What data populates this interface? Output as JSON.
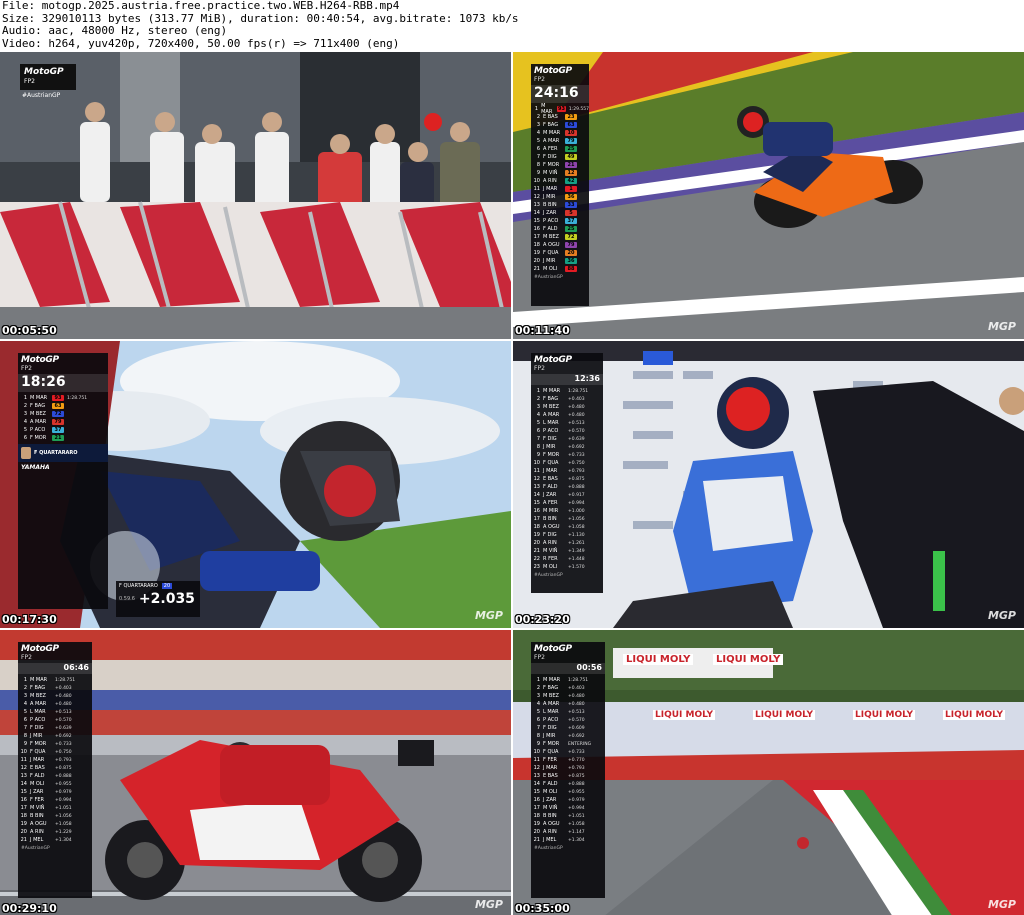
{
  "info": {
    "file": "File: motogp.2025.austria.free.practice.two.WEB.H264-RBB.mp4",
    "size": "Size: 329010113 bytes (313.77 MiB), duration: 00:40:54, avg.bitrate: 1073 kb/s",
    "audio": "Audio: aac, 48000 Hz, stereo (eng)",
    "video": "Video: h264, yuv420p, 720x400, 50.00 fps(r) => 711x400 (eng)"
  },
  "brand": {
    "logo": "MotoGP",
    "session": "FP2",
    "hashtag": "#AustrianGP",
    "watermark": "MGP"
  },
  "tiles": [
    {
      "timestamp": "00:05:50",
      "scene": "crowd-grandstand"
    },
    {
      "timestamp": "00:11:40",
      "scene": "ktm-on-track",
      "clock": "24:16",
      "rows": [
        [
          "1",
          "M MAR",
          "93",
          "1:29.557"
        ],
        [
          "2",
          "E BAS",
          "23",
          ""
        ],
        [
          "3",
          "F BAG",
          "63",
          ""
        ],
        [
          "4",
          "M MAR",
          "10",
          ""
        ],
        [
          "5",
          "A MAR",
          "79",
          ""
        ],
        [
          "6",
          "A FER",
          "25",
          ""
        ],
        [
          "7",
          "F DIG",
          "49",
          ""
        ],
        [
          "8",
          "F MOR",
          "21",
          ""
        ],
        [
          "9",
          "M VIŇ",
          "12",
          ""
        ],
        [
          "10",
          "A RIN",
          "42",
          ""
        ],
        [
          "11",
          "J MAR",
          "1",
          ""
        ],
        [
          "12",
          "J MIR",
          "36",
          ""
        ],
        [
          "13",
          "B BIN",
          "33",
          ""
        ],
        [
          "14",
          "J ZAR",
          "5",
          ""
        ],
        [
          "15",
          "P ACO",
          "37",
          ""
        ],
        [
          "16",
          "F ALD",
          "25",
          ""
        ],
        [
          "17",
          "M BEZ",
          "72",
          ""
        ],
        [
          "18",
          "A OGU",
          "79",
          ""
        ],
        [
          "19",
          "F QUA",
          "20",
          ""
        ],
        [
          "20",
          "J MIR",
          "36",
          ""
        ],
        [
          "21",
          "M OLI",
          "88",
          ""
        ]
      ]
    },
    {
      "timestamp": "00:17:30",
      "scene": "yamaha-onboard",
      "clock": "18:26",
      "rider": "F QUARTARARO",
      "team": "YAMAHA",
      "gap": "+2.035",
      "num": "20",
      "lapsplit": "0.59.6",
      "rows": [
        [
          "1",
          "M MAR",
          "93",
          "1:28.751"
        ],
        [
          "2",
          "F BAG",
          "63",
          ""
        ],
        [
          "3",
          "M BEZ",
          "72",
          ""
        ],
        [
          "4",
          "A MAR",
          "79",
          ""
        ],
        [
          "5",
          "P ACO",
          "37",
          ""
        ],
        [
          "6",
          "F MOR",
          "21",
          ""
        ]
      ]
    },
    {
      "timestamp": "00:23:20",
      "scene": "pit-box",
      "clock": "12:36",
      "rows": [
        [
          "1",
          "M MAR",
          "",
          "1:28.751"
        ],
        [
          "2",
          "F BAG",
          "",
          "+0.403"
        ],
        [
          "3",
          "M BEZ",
          "",
          "+0.480"
        ],
        [
          "4",
          "A MAR",
          "",
          "+0.480"
        ],
        [
          "5",
          "L MAR",
          "",
          "+0.513"
        ],
        [
          "6",
          "P ACO",
          "",
          "+0.570"
        ],
        [
          "7",
          "F DIG",
          "",
          "+0.639"
        ],
        [
          "8",
          "J MIR",
          "",
          "+0.692"
        ],
        [
          "9",
          "F MOR",
          "",
          "+0.733"
        ],
        [
          "10",
          "F QUA",
          "",
          "+0.750"
        ],
        [
          "11",
          "J MAR",
          "",
          "+0.793"
        ],
        [
          "12",
          "E BAS",
          "",
          "+0.875"
        ],
        [
          "13",
          "F ALD",
          "",
          "+0.888"
        ],
        [
          "14",
          "J ZAR",
          "",
          "+0.917"
        ],
        [
          "15",
          "A FER",
          "",
          "+0.994"
        ],
        [
          "16",
          "M MIR",
          "",
          "+1.000"
        ],
        [
          "17",
          "B BIN",
          "",
          "+1.056"
        ],
        [
          "18",
          "A OGU",
          "",
          "+1.058"
        ],
        [
          "19",
          "F DIG",
          "",
          "+1.130"
        ],
        [
          "20",
          "A RIN",
          "",
          "+1.261"
        ],
        [
          "21",
          "M VIŇ",
          "",
          "+1.349"
        ],
        [
          "22",
          "R FER",
          "",
          "+1.448"
        ],
        [
          "23",
          "M OLI",
          "",
          "+1.570"
        ]
      ]
    },
    {
      "timestamp": "00:29:10",
      "scene": "honda-motion-blur",
      "clock": "06:46",
      "rows": [
        [
          "1",
          "M MAR",
          "",
          "1:28.751"
        ],
        [
          "2",
          "F BAG",
          "",
          "+0.403"
        ],
        [
          "3",
          "M BEZ",
          "",
          "+0.480"
        ],
        [
          "4",
          "A MAR",
          "",
          "+0.480"
        ],
        [
          "5",
          "L MAR",
          "",
          "+0.513"
        ],
        [
          "6",
          "P ACO",
          "",
          "+0.570"
        ],
        [
          "7",
          "F DIG",
          "",
          "+0.639"
        ],
        [
          "8",
          "J MIR",
          "",
          "+0.692"
        ],
        [
          "9",
          "F MOR",
          "",
          "+0.733"
        ],
        [
          "10",
          "F QUA",
          "",
          "+0.750"
        ],
        [
          "11",
          "J MAR",
          "",
          "+0.793"
        ],
        [
          "12",
          "E BAS",
          "",
          "+0.875"
        ],
        [
          "13",
          "F ALD",
          "",
          "+0.888"
        ],
        [
          "14",
          "M OLI",
          "",
          "+0.955"
        ],
        [
          "15",
          "J ZAR",
          "",
          "+0.979"
        ],
        [
          "16",
          "F FER",
          "",
          "+0.994"
        ],
        [
          "17",
          "M VIŇ",
          "",
          "+1.051"
        ],
        [
          "18",
          "B BIN",
          "",
          "+1.056"
        ],
        [
          "19",
          "A OGU",
          "",
          "+1.058"
        ],
        [
          "20",
          "A RIN",
          "",
          "+1.229"
        ],
        [
          "21",
          "J MEL",
          "",
          "+1.304"
        ]
      ]
    },
    {
      "timestamp": "00:35:00",
      "scene": "liqui-moly-corner",
      "clock": "00:56",
      "sponsor": "LIQUI MOLY",
      "rows": [
        [
          "1",
          "M MAR",
          "",
          "1:28.751"
        ],
        [
          "2",
          "F BAG",
          "",
          "+0.403"
        ],
        [
          "3",
          "M BEZ",
          "",
          "+0.480"
        ],
        [
          "4",
          "A MAR",
          "",
          "+0.480"
        ],
        [
          "5",
          "L MAR",
          "",
          "+0.513"
        ],
        [
          "6",
          "P ACO",
          "",
          "+0.570"
        ],
        [
          "7",
          "F DIG",
          "",
          "+0.609"
        ],
        [
          "8",
          "J MIR",
          "",
          "+0.692"
        ],
        [
          "9",
          "F MOR",
          "",
          "ENTERING"
        ],
        [
          "10",
          "F QUA",
          "",
          "+0.733"
        ],
        [
          "11",
          "F FER",
          "",
          "+0.770"
        ],
        [
          "12",
          "J MAR",
          "",
          "+0.793"
        ],
        [
          "13",
          "E BAS",
          "",
          "+0.875"
        ],
        [
          "14",
          "F ALD",
          "",
          "+0.888"
        ],
        [
          "15",
          "M OLI",
          "",
          "+0.955"
        ],
        [
          "16",
          "J ZAR",
          "",
          "+0.979"
        ],
        [
          "17",
          "M VIŇ",
          "",
          "+0.994"
        ],
        [
          "18",
          "B BIN",
          "",
          "+1.051"
        ],
        [
          "19",
          "A OGU",
          "",
          "+1.058"
        ],
        [
          "20",
          "A RIN",
          "",
          "+1.147"
        ],
        [
          "21",
          "J MEL",
          "",
          "+1.304"
        ]
      ]
    }
  ],
  "colors": {
    "tower_bg": "#0a0a0e",
    "header_text": "#000000"
  }
}
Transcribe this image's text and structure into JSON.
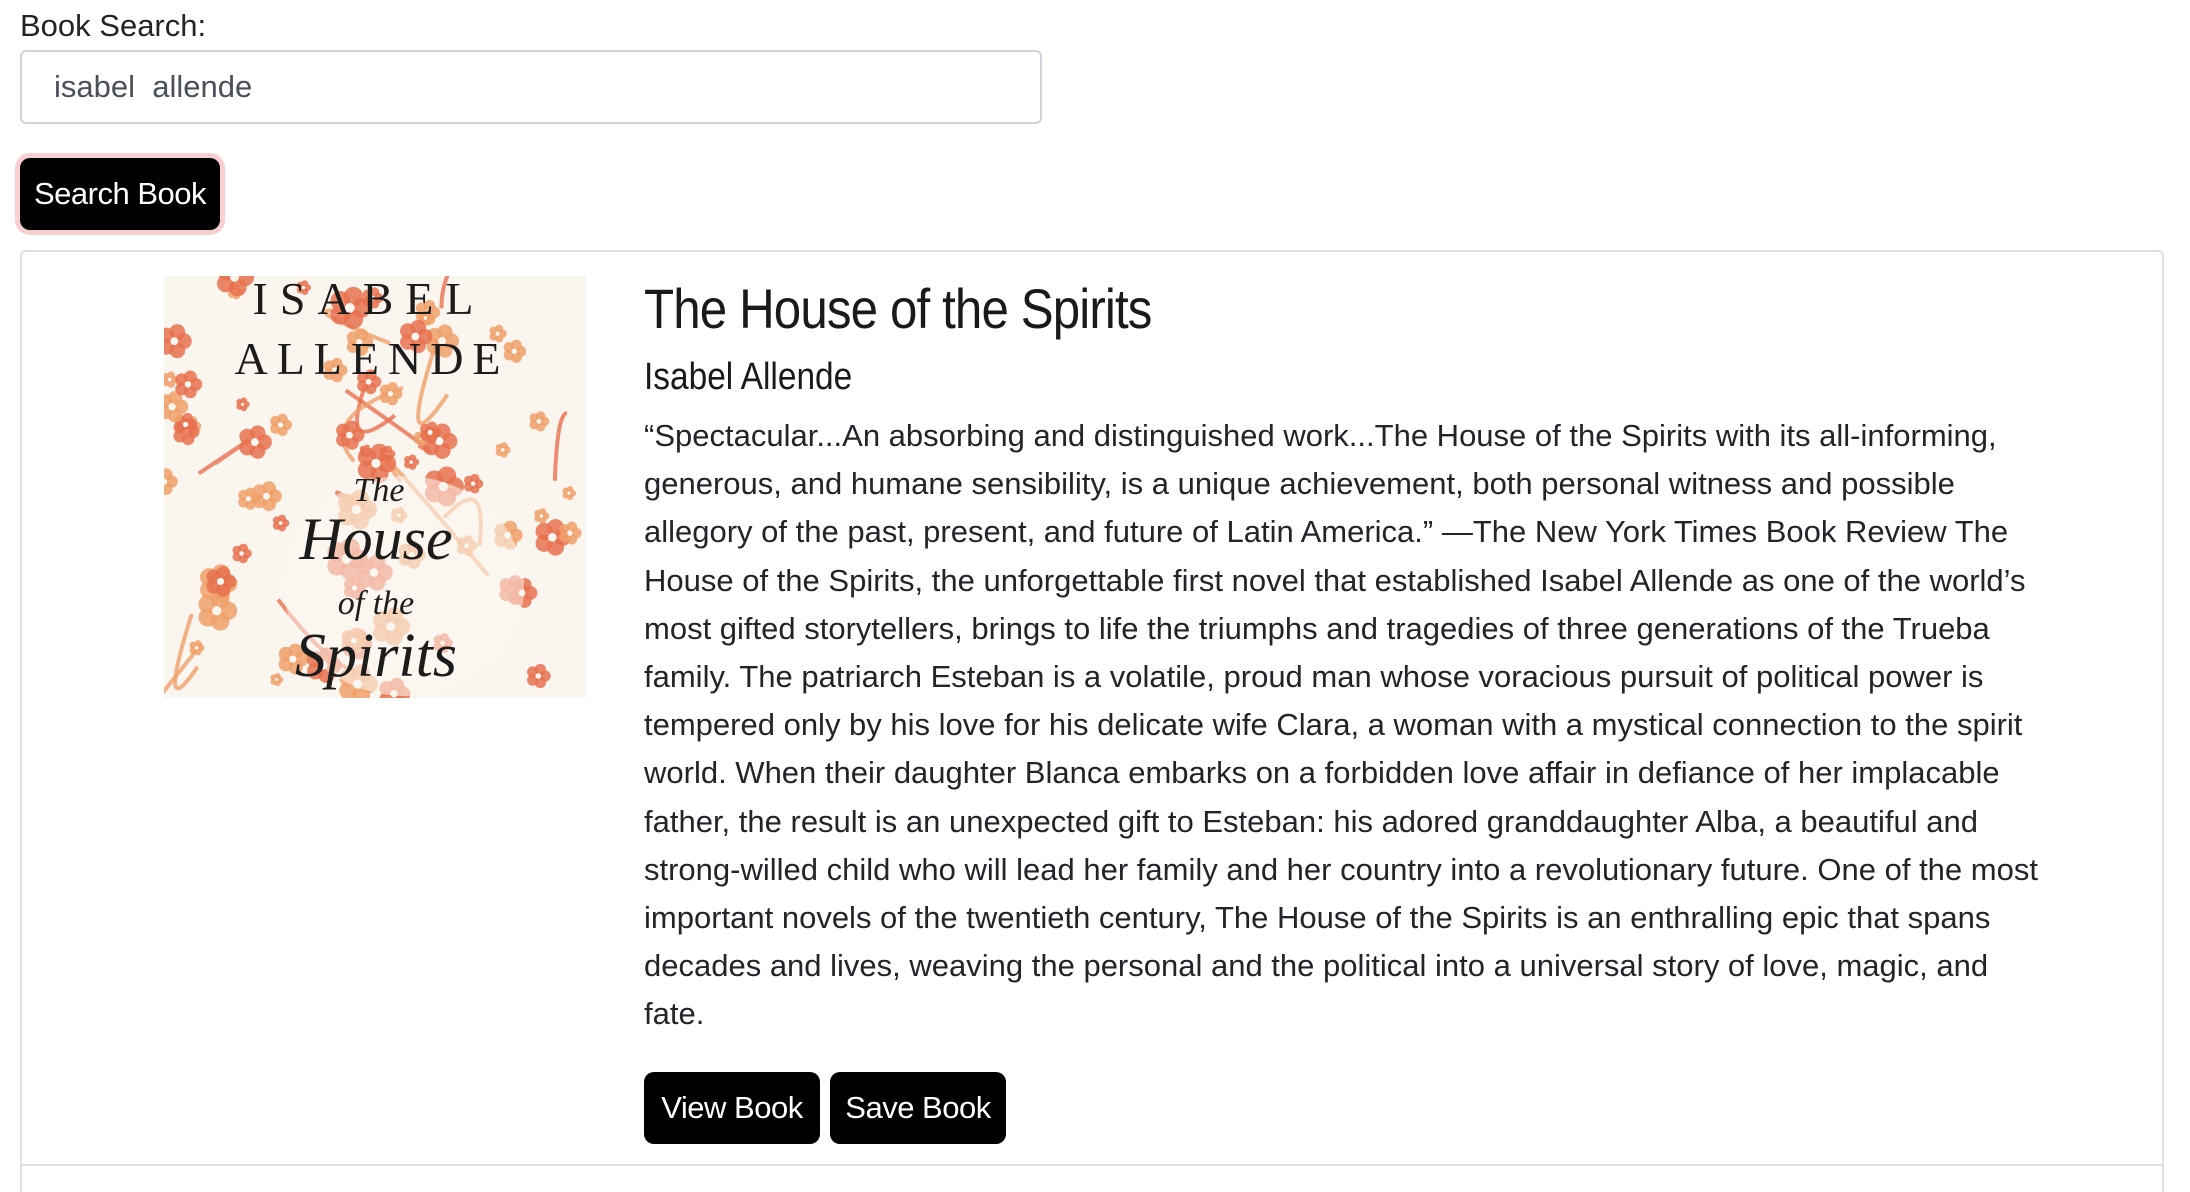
{
  "search": {
    "label": "Book Search:",
    "value": "isabel  allende",
    "button_label": "Search Book"
  },
  "result": {
    "cover": {
      "author_line_1": "ISABEL",
      "author_line_2": "ALLENDE",
      "title_line_1": "The",
      "title_line_2": "House",
      "title_line_3": "of the",
      "title_line_4": "Spirits",
      "colors": {
        "background": "#fbf5ef",
        "floral_primary": "#e8714f",
        "floral_secondary": "#f0a06a",
        "text": "#1c1c1c"
      }
    },
    "title": "The House of the Spirits",
    "author": "Isabel Allende",
    "description": "“Spectacular...An absorbing and distinguished work...The House of the Spirits with its all-informing, generous, and humane sensibility, is a unique achievement, both personal witness and possible allegory of the past, present, and future of Latin America.” —The New York Times Book Review The House of the Spirits, the unforgettable first novel that established Isabel Allende as one of the world’s most gifted storytellers, brings to life the triumphs and tragedies of three generations of the Trueba family. The patriarch Esteban is a volatile, proud man whose voracious pursuit of political power is tempered only by his love for his delicate wife Clara, a woman with a mystical connection to the spirit world. When their daughter Blanca embarks on a forbidden love affair in defiance of her implacable father, the result is an unexpected gift to Esteban: his adored granddaughter Alba, a beautiful and strong-willed child who will lead her family and her country into a revolutionary future. One of the most important novels of the twentieth century, The House of the Spirits is an enthralling epic that spans decades and lives, weaving the personal and the political into a universal story of love, magic, and fate.",
    "view_label": "View Book",
    "save_label": "Save Book"
  },
  "colors": {
    "button_bg": "#000000",
    "button_text": "#ffffff",
    "focus_ring": "#f8cfd1",
    "border": "#dfdfdf"
  }
}
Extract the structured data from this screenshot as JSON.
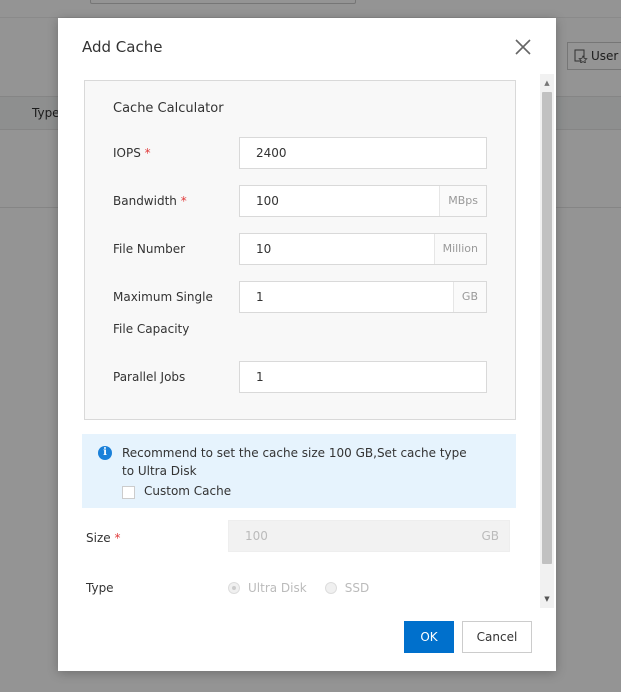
{
  "background": {
    "user_button_label": "User",
    "table_column_type": "Type"
  },
  "modal": {
    "title": "Add Cache",
    "calculator": {
      "title": "Cache Calculator",
      "fields": [
        {
          "label": "IOPS",
          "required": "*",
          "value": "2400",
          "unit": ""
        },
        {
          "label": "Bandwidth",
          "required": "*",
          "value": "100",
          "unit": "MBps"
        },
        {
          "label": "File Number",
          "required": "",
          "value": "10",
          "unit": "Million"
        },
        {
          "label": "Maximum Single",
          "label2": "File Capacity",
          "required": "",
          "value": "1",
          "unit": "GB"
        },
        {
          "label": "Parallel Jobs",
          "required": "",
          "value": "1",
          "unit": ""
        }
      ]
    },
    "recommendation": {
      "text": "Recommend to set the cache size 100 GB,Set cache type to Ultra Disk",
      "custom_cache_label": "Custom Cache"
    },
    "size": {
      "label": "Size",
      "required": "*",
      "value": "100",
      "unit": "GB"
    },
    "type": {
      "label": "Type",
      "options": [
        "Ultra Disk",
        "SSD"
      ],
      "selected": "Ultra Disk"
    },
    "buttons": {
      "ok": "OK",
      "cancel": "Cancel"
    }
  },
  "colors": {
    "primary": "#0070cc",
    "info": "#1a80d9",
    "required": "#e03a3a",
    "recommend_bg": "#e6f3fd"
  }
}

GOAL OF THE EXERCISE
Identify the lines in the entries above that contain "JSON", then copy them out.

EXERCISE ANSWER
What data populates this interface? Output as JSON.
Transcribe this image's text and structure into JSON.
Extract the structured data from this screenshot as JSON.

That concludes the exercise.